• [INSTRUCTIONS FOR THE TASK]
Find how many lines hold the word "name". Give only the number.

____________________

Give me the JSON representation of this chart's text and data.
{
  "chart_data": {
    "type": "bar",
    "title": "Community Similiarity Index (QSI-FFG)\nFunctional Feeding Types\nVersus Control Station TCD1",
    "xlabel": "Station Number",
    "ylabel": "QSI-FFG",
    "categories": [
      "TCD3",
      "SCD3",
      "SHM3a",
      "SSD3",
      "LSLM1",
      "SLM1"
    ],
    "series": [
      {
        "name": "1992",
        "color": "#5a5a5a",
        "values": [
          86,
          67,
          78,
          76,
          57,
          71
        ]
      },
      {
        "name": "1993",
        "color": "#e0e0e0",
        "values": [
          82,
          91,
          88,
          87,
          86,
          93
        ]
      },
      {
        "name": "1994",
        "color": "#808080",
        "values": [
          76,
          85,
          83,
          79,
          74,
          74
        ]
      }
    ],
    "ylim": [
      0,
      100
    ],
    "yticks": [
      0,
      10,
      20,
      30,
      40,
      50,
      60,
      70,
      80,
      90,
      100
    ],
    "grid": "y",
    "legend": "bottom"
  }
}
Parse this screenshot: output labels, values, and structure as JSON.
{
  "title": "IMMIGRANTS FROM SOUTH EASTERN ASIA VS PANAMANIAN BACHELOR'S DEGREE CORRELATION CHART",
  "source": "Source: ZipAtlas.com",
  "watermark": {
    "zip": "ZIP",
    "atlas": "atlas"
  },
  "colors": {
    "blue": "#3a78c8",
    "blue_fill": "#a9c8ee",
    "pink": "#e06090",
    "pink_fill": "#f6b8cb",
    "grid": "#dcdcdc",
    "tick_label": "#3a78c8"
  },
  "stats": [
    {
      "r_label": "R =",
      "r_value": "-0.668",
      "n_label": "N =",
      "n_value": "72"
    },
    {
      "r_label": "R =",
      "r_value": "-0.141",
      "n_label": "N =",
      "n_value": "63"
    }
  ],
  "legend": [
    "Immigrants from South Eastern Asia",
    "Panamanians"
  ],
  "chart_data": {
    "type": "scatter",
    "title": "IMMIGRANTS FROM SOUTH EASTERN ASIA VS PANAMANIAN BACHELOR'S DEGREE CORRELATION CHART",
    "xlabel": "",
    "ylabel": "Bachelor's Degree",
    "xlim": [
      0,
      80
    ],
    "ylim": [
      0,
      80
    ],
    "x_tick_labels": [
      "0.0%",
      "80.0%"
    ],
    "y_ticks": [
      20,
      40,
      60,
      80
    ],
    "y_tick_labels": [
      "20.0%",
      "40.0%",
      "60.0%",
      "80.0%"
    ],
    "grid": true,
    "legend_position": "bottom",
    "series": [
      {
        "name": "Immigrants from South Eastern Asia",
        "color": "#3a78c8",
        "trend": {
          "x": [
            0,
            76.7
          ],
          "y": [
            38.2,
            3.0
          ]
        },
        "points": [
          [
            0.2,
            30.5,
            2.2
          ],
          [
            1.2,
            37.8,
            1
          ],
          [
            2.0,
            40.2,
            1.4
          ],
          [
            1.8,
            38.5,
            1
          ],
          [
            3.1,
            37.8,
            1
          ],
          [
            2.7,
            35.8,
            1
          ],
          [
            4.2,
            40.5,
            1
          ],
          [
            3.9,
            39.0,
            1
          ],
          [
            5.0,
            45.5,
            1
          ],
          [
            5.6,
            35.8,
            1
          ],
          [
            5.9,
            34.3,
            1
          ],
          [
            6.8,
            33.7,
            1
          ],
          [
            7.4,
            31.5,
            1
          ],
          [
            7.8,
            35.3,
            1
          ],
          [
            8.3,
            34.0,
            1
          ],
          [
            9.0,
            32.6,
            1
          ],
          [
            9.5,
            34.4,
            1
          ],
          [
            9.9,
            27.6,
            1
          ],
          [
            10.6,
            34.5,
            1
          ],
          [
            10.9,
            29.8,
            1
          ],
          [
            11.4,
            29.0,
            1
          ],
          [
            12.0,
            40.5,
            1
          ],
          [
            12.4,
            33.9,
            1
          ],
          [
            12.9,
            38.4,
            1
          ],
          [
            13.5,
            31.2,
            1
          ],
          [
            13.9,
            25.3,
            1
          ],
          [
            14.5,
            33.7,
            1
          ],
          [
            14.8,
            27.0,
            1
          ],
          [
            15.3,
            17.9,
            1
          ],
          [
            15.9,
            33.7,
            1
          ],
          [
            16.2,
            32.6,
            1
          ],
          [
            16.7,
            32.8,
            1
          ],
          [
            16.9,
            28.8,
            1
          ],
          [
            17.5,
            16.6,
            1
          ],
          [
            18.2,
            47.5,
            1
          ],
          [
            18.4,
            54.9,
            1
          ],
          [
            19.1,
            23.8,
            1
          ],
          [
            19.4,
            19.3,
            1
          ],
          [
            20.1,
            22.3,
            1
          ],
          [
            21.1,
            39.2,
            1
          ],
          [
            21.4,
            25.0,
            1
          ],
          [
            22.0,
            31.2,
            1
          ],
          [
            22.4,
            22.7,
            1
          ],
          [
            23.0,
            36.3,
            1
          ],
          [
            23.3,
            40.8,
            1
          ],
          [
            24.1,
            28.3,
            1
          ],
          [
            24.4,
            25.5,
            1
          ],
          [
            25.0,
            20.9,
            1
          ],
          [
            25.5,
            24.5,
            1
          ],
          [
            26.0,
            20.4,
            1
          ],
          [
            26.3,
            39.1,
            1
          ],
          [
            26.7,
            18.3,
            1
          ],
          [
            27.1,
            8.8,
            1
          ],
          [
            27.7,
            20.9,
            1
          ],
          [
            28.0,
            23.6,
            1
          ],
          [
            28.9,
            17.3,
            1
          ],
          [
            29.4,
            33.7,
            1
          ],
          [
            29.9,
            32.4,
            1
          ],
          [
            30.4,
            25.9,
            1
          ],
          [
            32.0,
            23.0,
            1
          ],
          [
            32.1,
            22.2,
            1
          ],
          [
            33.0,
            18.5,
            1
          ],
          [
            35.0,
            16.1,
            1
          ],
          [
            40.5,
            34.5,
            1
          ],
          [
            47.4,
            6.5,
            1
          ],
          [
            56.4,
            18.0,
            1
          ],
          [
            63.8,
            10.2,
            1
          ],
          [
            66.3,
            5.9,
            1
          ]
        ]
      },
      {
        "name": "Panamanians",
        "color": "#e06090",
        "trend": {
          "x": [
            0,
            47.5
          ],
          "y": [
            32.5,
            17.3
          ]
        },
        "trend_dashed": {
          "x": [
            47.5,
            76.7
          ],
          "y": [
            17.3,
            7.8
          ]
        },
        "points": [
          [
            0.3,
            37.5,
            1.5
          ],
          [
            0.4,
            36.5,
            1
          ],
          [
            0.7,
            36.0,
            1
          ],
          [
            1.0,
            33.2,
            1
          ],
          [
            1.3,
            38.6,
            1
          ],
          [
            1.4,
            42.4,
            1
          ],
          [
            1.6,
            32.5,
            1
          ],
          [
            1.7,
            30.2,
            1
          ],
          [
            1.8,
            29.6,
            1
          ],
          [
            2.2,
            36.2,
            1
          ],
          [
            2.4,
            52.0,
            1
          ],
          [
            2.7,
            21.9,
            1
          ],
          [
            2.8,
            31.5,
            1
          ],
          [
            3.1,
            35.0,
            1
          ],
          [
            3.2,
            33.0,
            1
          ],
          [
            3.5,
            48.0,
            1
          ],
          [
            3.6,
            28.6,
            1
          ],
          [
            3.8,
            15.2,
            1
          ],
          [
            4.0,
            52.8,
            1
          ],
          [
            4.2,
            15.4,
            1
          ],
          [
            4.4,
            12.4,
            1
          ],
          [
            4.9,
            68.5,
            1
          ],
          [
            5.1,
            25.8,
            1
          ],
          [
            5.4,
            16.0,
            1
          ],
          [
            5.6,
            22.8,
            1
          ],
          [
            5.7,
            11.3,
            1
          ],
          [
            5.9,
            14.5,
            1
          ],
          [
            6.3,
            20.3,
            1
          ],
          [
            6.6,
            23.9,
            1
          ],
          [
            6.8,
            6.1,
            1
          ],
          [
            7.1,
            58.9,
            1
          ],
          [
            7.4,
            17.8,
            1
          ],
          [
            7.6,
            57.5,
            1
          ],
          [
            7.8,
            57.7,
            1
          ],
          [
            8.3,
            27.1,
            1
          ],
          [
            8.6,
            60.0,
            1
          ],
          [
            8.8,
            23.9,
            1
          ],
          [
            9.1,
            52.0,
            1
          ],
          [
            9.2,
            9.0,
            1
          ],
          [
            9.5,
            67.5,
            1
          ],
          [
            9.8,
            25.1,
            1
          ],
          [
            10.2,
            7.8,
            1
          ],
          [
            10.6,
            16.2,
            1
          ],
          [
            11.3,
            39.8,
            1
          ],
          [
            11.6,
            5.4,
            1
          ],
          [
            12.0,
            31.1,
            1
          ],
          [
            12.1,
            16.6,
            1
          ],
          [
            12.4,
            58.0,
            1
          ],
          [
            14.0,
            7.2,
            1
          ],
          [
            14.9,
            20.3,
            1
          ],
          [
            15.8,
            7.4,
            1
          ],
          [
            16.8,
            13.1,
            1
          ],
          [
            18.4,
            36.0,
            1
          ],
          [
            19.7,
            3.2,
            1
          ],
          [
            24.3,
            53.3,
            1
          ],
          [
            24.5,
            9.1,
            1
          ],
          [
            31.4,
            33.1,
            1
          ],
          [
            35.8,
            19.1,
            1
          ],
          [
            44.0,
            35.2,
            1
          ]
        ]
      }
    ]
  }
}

____________________

• [RESPONSE TO THE TASK]
5